Textabschnitt
Das erste ist und daran zu erinnern: wir sind die Mehrheit. Und ich glaube wir können uns alle darauf einigen, dass das, was seit Oktober 2023 vor unsere Augen quasi im Live-Stream geschieht nicht diskutabel ist. Und wenn unsere Regierungen nicht aktiv werden, dann müssen wir es tun! Gemeinsam. Sofort. Ohne Ausrede.
Viele kleine Schritte ergeben einen Marsch
Wichtig ist zu verstehen, wie relevant unsere kleinen Schritte sein können. Denn all die kleinen Schritte ergeben gemeinsam einen großen Marsch. Ich habe hier eine – sicherlich nicht komplette – Liste mit Impulsen und Schritten, die du jetzt direkt gehen kannst.
dabei ist mir wichtig: Es geht nicht darum alles zu tun – was atürlich wünschenswert wäre. Sondern erstmal das, was für dich heute umsetzbar ist. Denn sobald wir aktiv werden, kommen wir auch aus unserem Ohnmachtsgefühl. Und damit kommen wir zurück in unsere Macht.

Einträge im Datensatz
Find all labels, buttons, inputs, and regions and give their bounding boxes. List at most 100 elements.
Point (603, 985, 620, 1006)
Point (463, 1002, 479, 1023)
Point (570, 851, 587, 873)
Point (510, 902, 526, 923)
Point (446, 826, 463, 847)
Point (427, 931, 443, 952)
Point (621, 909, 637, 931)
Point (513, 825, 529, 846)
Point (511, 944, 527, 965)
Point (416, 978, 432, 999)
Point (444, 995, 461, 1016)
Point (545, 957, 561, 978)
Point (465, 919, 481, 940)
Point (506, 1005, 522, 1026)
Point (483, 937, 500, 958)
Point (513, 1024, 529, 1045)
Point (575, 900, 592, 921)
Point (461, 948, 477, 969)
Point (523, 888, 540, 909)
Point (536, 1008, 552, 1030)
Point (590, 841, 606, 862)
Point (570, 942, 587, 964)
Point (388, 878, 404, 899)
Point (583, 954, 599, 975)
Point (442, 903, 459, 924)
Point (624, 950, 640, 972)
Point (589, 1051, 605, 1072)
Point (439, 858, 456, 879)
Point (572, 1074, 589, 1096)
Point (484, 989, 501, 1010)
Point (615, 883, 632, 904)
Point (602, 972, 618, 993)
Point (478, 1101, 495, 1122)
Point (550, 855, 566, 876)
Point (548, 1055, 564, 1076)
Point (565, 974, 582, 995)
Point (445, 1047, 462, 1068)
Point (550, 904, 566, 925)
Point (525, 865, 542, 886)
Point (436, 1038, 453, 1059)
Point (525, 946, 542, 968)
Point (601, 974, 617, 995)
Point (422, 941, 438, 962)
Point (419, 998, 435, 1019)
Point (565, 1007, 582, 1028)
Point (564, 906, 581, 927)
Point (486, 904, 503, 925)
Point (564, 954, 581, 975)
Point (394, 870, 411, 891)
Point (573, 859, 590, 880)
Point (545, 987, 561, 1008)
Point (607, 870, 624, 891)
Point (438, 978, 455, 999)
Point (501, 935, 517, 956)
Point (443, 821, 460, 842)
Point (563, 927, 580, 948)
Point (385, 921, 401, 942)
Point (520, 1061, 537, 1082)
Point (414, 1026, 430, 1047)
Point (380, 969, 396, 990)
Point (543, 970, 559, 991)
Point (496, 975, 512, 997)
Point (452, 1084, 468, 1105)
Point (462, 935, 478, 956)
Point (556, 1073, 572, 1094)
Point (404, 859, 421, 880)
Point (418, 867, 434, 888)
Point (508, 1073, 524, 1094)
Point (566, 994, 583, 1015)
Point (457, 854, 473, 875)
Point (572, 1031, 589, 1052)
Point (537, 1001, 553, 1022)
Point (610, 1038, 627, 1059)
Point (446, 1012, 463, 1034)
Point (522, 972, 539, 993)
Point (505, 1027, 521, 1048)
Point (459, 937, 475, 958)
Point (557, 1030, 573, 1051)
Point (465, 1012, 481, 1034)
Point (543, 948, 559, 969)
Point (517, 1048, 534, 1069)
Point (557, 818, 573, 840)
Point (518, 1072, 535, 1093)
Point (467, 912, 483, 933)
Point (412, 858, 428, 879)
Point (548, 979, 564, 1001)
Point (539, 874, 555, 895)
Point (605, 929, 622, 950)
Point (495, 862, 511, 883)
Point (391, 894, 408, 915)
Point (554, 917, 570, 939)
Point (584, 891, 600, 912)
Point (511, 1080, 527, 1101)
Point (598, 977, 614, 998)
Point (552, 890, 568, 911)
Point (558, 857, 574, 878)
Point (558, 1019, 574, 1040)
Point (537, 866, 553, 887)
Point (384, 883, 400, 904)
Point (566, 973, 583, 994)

Aufgabe
Übersetze bitte den Satz „Denn all die kleinen Schritte ergeben gemeinsam einen großen Marsch.“ aus dem Textabschnitt ins Englische.

Antwort
Because all the small steps together add up to one big march.